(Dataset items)
┏━━

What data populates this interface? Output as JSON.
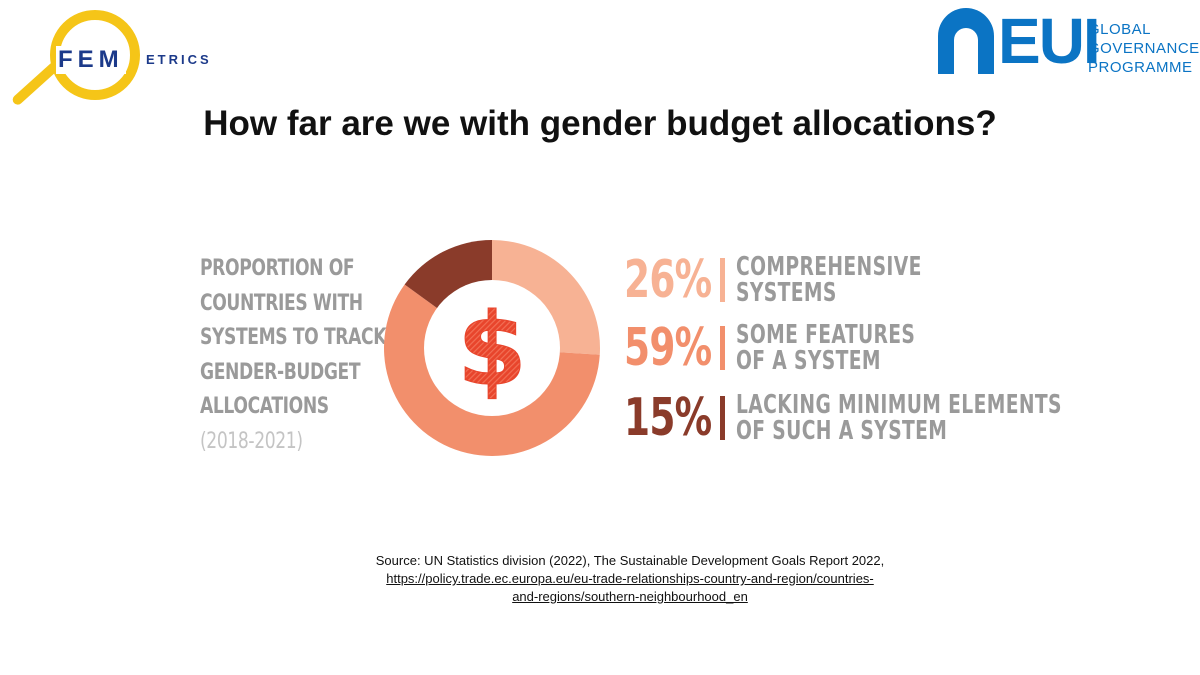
{
  "logos": {
    "femetrics": {
      "main": "FEM",
      "sub": "ETRICS"
    },
    "eui": {
      "main": "EUI",
      "sub_lines": [
        "GLOBAL",
        "GOVERNANCE",
        "PROGRAMME"
      ]
    }
  },
  "title": "How far are we with gender budget allocations?",
  "description": {
    "lines": [
      "PROPORTION OF",
      "COUNTRIES WITH",
      "SYSTEMS TO TRACK",
      "GENDER-BUDGET",
      "ALLOCATIONS"
    ],
    "period": "(2018-2021)"
  },
  "chart_data": {
    "type": "pie",
    "donut": true,
    "center_symbol": "$",
    "slices": [
      {
        "label_lines": [
          "COMPREHENSIVE",
          "SYSTEMS"
        ],
        "value": 26,
        "value_label": "26%",
        "color": "#f7b294"
      },
      {
        "label_lines": [
          "SOME FEATURES",
          "OF A SYSTEM"
        ],
        "value": 59,
        "value_label": "59%",
        "color": "#f28f6c"
      },
      {
        "label_lines": [
          "LACKING MINIMUM ELEMENTS",
          "OF SUCH A SYSTEM"
        ],
        "value": 15,
        "value_label": "15%",
        "color": "#8a3b2a"
      }
    ],
    "center_color": "#e8452c"
  },
  "source": {
    "text": "Source: UN Statistics division (2022), The Sustainable Development Goals Report 2022,",
    "link_line1": "https://policy.trade.ec.europa.eu/eu-trade-relationships-country-and-region/countries-",
    "link_line2": "and-regions/southern-neighbourhood_en"
  }
}
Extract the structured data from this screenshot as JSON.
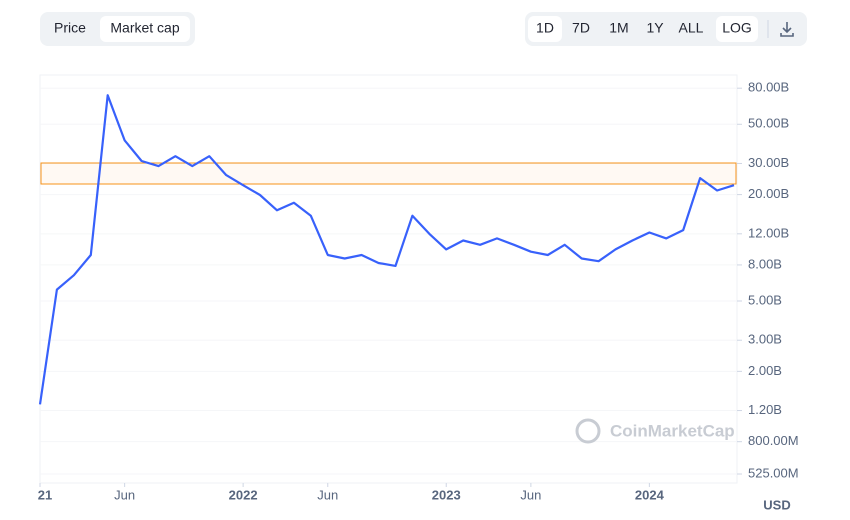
{
  "controls": {
    "tabs": [
      "Price",
      "Market cap"
    ],
    "ranges": [
      "1D",
      "7D",
      "1M",
      "1Y",
      "ALL",
      "LOG"
    ]
  },
  "chart_data": {
    "type": "line",
    "log_scale": true,
    "grid": true,
    "color": "#3861fb",
    "watermark": "CoinMarketCap",
    "currency_label": "USD",
    "x": [
      "2021-01",
      "2021-02",
      "2021-03",
      "2021-04",
      "2021-05",
      "2021-06",
      "2021-07",
      "2021-08",
      "2021-09",
      "2021-10",
      "2021-11",
      "2021-12",
      "2022-01",
      "2022-02",
      "2022-03",
      "2022-04",
      "2022-05",
      "2022-06",
      "2022-07",
      "2022-08",
      "2022-09",
      "2022-10",
      "2022-11",
      "2022-12",
      "2023-01",
      "2023-02",
      "2023-03",
      "2023-04",
      "2023-05",
      "2023-06",
      "2023-07",
      "2023-08",
      "2023-09",
      "2023-10",
      "2023-11",
      "2023-12",
      "2024-01",
      "2024-02",
      "2024-03",
      "2024-04",
      "2024-05",
      "2024-06"
    ],
    "values": [
      1300000000,
      5800000000,
      7000000000,
      9100000000,
      73000000000,
      40600000000,
      31000000000,
      29000000000,
      33000000000,
      29000000000,
      33000000000,
      25800000000,
      22600000000,
      19900000000,
      16300000000,
      18000000000,
      15200000000,
      9100000000,
      8700000000,
      9100000000,
      8200000000,
      7900000000,
      15200000000,
      12000000000,
      9800000000,
      11000000000,
      10400000000,
      11300000000,
      10400000000,
      9500000000,
      9100000000,
      10400000000,
      8700000000,
      8400000000,
      9800000000,
      11000000000,
      12200000000,
      11300000000,
      12600000000,
      24800000000,
      21100000000,
      22600000000
    ],
    "xlim": [
      "2021-01",
      "2024-06"
    ],
    "xticks": [
      {
        "value": "2021-01",
        "label": "21"
      },
      {
        "value": "2021-06",
        "label": "Jun"
      },
      {
        "value": "2022-01",
        "label": "2022"
      },
      {
        "value": "2022-06",
        "label": "Jun"
      },
      {
        "value": "2023-01",
        "label": "2023"
      },
      {
        "value": "2023-06",
        "label": "Jun"
      },
      {
        "value": "2024-01",
        "label": "2024"
      }
    ],
    "ylim": [
      467000000,
      95000000000
    ],
    "yticks": [
      {
        "value": 80000000000,
        "label": "80.00B"
      },
      {
        "value": 50000000000,
        "label": "50.00B"
      },
      {
        "value": 30000000000,
        "label": "30.00B"
      },
      {
        "value": 20000000000,
        "label": "20.00B"
      },
      {
        "value": 12000000000,
        "label": "12.00B"
      },
      {
        "value": 8000000000,
        "label": "8.00B"
      },
      {
        "value": 5000000000,
        "label": "5.00B"
      },
      {
        "value": 3000000000,
        "label": "3.00B"
      },
      {
        "value": 2000000000,
        "label": "2.00B"
      },
      {
        "value": 1200000000,
        "label": "1.20B"
      },
      {
        "value": 800000000,
        "label": "800.00M"
      },
      {
        "value": 525000000,
        "label": "525.00M"
      }
    ]
  }
}
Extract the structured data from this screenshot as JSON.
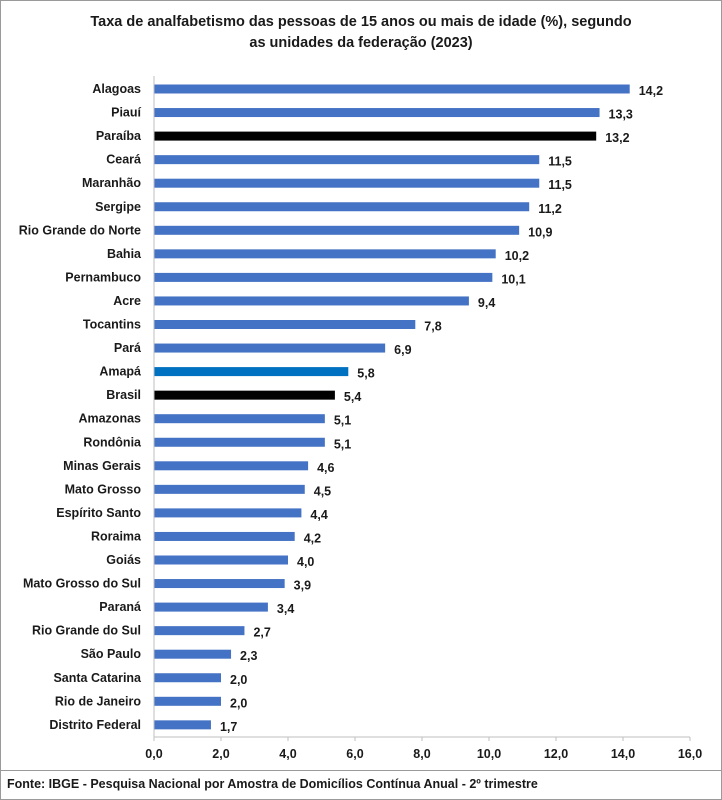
{
  "chart_data": {
    "type": "bar",
    "orientation": "horizontal",
    "title": "Taxa de analfabetismo das pessoas de 15 anos ou mais de idade (%), segundo as unidades da federação (2023)",
    "title_lines": [
      "Taxa de analfabetismo das pessoas de 15 anos ou mais de idade (%), segundo",
      "as unidades da federação (2023)"
    ],
    "categories": [
      "Alagoas",
      "Piauí",
      "Paraíba",
      "Ceará",
      "Maranhão",
      "Sergipe",
      "Rio Grande do Norte",
      "Bahia",
      "Pernambuco",
      "Acre",
      "Tocantins",
      "Pará",
      "Amapá",
      "Brasil",
      "Amazonas",
      "Rondônia",
      "Minas Gerais",
      "Mato Grosso",
      "Espírito Santo",
      "Roraima",
      "Goiás",
      "Mato Grosso do Sul",
      "Paraná",
      "Rio Grande do Sul",
      "São Paulo",
      "Santa Catarina",
      "Rio de Janeiro",
      "Distrito Federal"
    ],
    "values": [
      14.2,
      13.3,
      13.2,
      11.5,
      11.5,
      11.2,
      10.9,
      10.2,
      10.1,
      9.4,
      7.8,
      6.9,
      5.8,
      5.4,
      5.1,
      5.1,
      4.6,
      4.5,
      4.4,
      4.2,
      4.0,
      3.9,
      3.4,
      2.7,
      2.3,
      2.0,
      2.0,
      1.7
    ],
    "value_labels": [
      "14,2",
      "13,3",
      "13,2",
      "11,5",
      "11,5",
      "11,2",
      "10,9",
      "10,2",
      "10,1",
      "9,4",
      "7,8",
      "6,9",
      "5,8",
      "5,4",
      "5,1",
      "5,1",
      "4,6",
      "4,5",
      "4,4",
      "4,2",
      "4,0",
      "3,9",
      "3,4",
      "2,7",
      "2,3",
      "2,0",
      "2,0",
      "1,7"
    ],
    "bar_colors": [
      "#4472c4",
      "#4472c4",
      "#000000",
      "#4472c4",
      "#4472c4",
      "#4472c4",
      "#4472c4",
      "#4472c4",
      "#4472c4",
      "#4472c4",
      "#4472c4",
      "#4472c4",
      "#0070c0",
      "#000000",
      "#4472c4",
      "#4472c4",
      "#4472c4",
      "#4472c4",
      "#4472c4",
      "#4472c4",
      "#4472c4",
      "#4472c4",
      "#4472c4",
      "#4472c4",
      "#4472c4",
      "#4472c4",
      "#4472c4",
      "#4472c4"
    ],
    "xlim": [
      0,
      16
    ],
    "x_ticks": [
      0,
      2,
      4,
      6,
      8,
      10,
      12,
      14,
      16
    ],
    "x_tick_labels": [
      "0,0",
      "2,0",
      "4,0",
      "6,0",
      "8,0",
      "10,0",
      "12,0",
      "14,0",
      "16,0"
    ],
    "xlabel": "",
    "ylabel": "",
    "grid": false,
    "legend": "none"
  },
  "source": "Fonte: IBGE - Pesquisa Nacional por Amostra de Domicílios Contínua Anual - 2º trimestre"
}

┗━━

▶ [GIVEN INSTRUCTION]:
Show the lines where the word "analfabetismo" appears in the entries.

▶ [EXERCISE OUTPUT]:
    "title": "Taxa de analfabetismo das pessoas de 15 anos ou mais de idade (%), segundo as unidades da federação (2023)",
      "Taxa de analfabetismo das pessoas de 15 anos ou mais de idade (%), segundo",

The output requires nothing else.